→ **STATED GOAL**:
Write out every line of the material exactly as it appears.

— BEGIN RECORDS FOR THE EXERCISE —

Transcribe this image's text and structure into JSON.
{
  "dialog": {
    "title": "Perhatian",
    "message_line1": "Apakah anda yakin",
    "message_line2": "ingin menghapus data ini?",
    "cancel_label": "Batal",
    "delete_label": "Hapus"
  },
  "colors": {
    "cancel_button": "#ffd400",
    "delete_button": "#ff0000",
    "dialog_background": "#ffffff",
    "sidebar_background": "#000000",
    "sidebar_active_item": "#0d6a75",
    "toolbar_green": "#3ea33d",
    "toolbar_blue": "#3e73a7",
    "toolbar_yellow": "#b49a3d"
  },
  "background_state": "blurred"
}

— END RECORDS FOR THE EXERCISE —

→ **THE OUTPUT**:
Transcribe this image's text and structure into JSON.
{
  "dialog": {
    "title": "Perhatian",
    "message_line1": "Apakah anda yakin",
    "message_line2": "ingin menghapus data ini?",
    "cancel_label": "Batal",
    "delete_label": "Hapus"
  },
  "colors": {
    "cancel_button": "#ffd400",
    "delete_button": "#ff0000",
    "dialog_background": "#ffffff",
    "sidebar_background": "#000000",
    "sidebar_active_item": "#0d6a75",
    "toolbar_green": "#3ea33d",
    "toolbar_blue": "#3e73a7",
    "toolbar_yellow": "#b49a3d"
  },
  "background_state": "blurred"
}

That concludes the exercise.